■ **What to work on**
Using the entries that follow, collect the lines where the word "hossain" appears.

╭──

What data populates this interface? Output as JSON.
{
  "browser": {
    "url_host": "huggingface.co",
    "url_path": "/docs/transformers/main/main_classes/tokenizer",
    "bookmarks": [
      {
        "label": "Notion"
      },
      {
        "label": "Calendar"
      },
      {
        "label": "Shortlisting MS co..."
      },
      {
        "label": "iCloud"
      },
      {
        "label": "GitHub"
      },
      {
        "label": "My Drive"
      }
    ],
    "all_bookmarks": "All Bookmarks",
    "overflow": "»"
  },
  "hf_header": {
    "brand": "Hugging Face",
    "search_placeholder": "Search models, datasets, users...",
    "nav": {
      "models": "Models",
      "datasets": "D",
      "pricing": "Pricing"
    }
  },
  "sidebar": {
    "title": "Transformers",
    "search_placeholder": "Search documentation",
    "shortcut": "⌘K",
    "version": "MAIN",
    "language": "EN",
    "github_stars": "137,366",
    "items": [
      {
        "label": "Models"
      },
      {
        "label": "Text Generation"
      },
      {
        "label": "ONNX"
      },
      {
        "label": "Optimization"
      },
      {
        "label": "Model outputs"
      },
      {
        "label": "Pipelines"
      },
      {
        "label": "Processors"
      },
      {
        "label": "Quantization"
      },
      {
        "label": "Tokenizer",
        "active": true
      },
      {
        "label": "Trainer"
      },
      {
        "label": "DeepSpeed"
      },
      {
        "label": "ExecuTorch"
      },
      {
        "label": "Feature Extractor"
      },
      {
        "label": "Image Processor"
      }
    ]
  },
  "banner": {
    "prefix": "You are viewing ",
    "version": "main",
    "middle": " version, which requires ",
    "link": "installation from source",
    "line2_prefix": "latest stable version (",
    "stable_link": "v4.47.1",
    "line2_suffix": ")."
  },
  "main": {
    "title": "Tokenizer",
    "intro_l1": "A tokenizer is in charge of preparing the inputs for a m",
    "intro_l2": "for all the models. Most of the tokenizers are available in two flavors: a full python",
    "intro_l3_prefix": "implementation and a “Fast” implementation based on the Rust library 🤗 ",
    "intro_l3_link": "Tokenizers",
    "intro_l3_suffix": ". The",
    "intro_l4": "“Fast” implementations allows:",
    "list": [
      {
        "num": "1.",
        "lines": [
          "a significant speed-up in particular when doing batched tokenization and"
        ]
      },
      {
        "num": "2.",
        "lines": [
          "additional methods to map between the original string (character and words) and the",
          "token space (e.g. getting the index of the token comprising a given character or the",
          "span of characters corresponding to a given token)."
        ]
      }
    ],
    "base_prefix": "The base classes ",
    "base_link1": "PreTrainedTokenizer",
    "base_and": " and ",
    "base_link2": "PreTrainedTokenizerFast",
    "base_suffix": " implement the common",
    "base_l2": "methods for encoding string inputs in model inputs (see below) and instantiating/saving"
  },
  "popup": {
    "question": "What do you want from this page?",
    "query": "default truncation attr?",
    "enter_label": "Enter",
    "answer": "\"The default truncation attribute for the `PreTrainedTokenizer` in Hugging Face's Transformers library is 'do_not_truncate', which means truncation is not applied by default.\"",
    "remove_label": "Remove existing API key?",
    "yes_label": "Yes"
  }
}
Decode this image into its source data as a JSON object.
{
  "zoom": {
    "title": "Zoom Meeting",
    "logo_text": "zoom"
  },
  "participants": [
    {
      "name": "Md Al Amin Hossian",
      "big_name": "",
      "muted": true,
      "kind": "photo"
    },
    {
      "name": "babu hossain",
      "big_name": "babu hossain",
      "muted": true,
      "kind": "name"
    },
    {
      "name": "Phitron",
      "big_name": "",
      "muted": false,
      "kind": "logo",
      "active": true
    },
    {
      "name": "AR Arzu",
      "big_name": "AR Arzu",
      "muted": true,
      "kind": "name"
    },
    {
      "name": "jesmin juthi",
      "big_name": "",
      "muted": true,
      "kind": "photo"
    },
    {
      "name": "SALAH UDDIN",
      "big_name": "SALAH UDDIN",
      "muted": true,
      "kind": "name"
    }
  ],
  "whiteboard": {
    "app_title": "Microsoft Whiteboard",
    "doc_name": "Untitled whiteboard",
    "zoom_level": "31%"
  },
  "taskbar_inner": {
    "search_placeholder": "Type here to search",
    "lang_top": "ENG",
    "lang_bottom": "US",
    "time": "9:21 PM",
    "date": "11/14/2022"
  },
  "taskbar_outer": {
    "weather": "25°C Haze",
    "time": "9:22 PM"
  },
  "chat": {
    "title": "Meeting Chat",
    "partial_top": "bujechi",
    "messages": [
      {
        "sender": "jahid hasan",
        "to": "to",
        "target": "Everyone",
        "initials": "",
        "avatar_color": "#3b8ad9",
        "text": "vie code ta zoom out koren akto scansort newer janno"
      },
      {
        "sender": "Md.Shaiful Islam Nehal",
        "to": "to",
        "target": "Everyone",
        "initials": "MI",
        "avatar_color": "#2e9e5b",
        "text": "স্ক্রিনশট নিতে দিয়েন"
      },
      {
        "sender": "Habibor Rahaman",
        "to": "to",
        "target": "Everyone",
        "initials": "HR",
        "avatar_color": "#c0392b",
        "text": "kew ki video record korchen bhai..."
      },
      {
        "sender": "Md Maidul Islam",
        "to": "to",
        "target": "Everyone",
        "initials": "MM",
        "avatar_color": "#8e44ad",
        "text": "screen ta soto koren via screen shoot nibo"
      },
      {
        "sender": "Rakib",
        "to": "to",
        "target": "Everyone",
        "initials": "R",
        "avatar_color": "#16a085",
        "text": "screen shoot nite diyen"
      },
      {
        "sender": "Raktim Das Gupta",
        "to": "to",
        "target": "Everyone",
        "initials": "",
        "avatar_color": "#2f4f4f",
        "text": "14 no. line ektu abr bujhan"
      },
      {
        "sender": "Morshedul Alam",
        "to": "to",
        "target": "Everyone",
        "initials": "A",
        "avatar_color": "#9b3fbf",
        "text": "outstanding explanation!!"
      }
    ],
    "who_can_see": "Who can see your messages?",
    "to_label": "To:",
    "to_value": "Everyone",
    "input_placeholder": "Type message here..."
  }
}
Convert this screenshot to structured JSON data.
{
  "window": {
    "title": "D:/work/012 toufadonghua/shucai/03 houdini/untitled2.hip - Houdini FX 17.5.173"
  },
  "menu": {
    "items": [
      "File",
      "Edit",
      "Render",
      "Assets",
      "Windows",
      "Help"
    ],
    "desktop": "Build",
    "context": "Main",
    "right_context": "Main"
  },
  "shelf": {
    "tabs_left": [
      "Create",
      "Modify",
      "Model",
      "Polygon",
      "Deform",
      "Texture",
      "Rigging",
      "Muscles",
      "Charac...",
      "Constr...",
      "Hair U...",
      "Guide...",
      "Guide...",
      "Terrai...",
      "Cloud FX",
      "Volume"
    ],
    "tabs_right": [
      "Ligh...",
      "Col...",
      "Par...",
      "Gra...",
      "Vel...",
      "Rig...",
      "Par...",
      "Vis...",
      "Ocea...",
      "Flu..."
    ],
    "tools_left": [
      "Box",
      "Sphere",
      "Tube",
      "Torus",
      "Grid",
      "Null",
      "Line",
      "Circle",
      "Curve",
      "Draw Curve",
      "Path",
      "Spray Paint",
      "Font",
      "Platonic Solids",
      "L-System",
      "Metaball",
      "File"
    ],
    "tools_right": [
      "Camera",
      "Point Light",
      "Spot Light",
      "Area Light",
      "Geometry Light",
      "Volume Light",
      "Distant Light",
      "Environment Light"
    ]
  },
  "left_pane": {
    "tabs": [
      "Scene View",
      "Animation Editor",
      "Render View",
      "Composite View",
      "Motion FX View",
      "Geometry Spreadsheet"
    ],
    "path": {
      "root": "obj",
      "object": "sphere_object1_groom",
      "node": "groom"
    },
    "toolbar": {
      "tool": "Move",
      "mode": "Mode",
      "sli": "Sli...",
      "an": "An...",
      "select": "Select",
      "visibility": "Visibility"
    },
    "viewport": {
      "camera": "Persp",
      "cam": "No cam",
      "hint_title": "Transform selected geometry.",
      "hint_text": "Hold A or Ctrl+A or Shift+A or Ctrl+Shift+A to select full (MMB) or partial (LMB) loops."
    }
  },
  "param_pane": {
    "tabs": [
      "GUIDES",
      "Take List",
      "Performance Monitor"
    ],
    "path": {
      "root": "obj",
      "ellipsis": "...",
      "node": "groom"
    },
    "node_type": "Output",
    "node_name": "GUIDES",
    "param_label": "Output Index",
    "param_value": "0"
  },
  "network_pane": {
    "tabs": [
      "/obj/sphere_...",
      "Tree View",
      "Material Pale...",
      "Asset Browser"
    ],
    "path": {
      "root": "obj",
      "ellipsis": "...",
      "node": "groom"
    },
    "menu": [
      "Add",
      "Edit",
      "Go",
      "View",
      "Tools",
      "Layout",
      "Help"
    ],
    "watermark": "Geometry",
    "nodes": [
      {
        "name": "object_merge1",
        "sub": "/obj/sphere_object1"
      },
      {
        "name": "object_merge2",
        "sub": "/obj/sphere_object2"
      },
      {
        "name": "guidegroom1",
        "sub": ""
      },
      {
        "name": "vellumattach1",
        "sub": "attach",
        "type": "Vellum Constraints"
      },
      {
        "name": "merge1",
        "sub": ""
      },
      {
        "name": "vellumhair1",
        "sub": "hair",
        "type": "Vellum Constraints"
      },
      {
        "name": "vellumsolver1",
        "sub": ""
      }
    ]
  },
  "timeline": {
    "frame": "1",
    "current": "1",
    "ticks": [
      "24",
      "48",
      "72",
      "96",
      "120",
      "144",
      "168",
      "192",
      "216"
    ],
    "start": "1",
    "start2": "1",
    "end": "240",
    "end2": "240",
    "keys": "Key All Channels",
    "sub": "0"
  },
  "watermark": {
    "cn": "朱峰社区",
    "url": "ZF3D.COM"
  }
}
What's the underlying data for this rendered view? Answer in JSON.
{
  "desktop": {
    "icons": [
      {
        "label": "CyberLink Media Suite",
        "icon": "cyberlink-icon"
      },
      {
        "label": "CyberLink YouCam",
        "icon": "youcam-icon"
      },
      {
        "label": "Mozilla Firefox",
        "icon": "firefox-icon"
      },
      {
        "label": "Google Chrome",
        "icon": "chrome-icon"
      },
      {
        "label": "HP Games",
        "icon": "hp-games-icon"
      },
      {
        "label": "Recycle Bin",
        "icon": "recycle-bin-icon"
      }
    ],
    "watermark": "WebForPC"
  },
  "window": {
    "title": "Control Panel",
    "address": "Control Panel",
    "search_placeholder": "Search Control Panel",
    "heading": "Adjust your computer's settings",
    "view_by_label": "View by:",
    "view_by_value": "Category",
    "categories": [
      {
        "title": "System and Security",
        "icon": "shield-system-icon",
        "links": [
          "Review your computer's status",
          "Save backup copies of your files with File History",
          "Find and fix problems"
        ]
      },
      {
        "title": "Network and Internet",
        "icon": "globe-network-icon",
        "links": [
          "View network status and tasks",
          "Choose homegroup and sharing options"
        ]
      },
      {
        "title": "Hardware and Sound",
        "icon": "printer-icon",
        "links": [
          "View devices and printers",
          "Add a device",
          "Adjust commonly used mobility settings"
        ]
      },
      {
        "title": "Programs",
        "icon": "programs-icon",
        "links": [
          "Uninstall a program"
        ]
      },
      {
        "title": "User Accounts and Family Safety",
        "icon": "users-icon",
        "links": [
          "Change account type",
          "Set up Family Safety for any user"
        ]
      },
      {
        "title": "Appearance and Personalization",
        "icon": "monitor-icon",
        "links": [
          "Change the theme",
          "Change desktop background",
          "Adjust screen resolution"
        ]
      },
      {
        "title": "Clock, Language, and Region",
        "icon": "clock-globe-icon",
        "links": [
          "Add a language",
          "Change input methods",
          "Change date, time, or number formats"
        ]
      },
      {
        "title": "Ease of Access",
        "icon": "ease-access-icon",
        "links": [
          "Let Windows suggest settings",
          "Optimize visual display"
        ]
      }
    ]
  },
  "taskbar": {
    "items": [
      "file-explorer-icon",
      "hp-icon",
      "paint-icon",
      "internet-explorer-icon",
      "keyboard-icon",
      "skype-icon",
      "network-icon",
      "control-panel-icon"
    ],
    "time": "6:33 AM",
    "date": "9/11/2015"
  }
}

╰──

■ **Exercise result**
      "name": "babu hossain",
      "big_name": "babu hossain",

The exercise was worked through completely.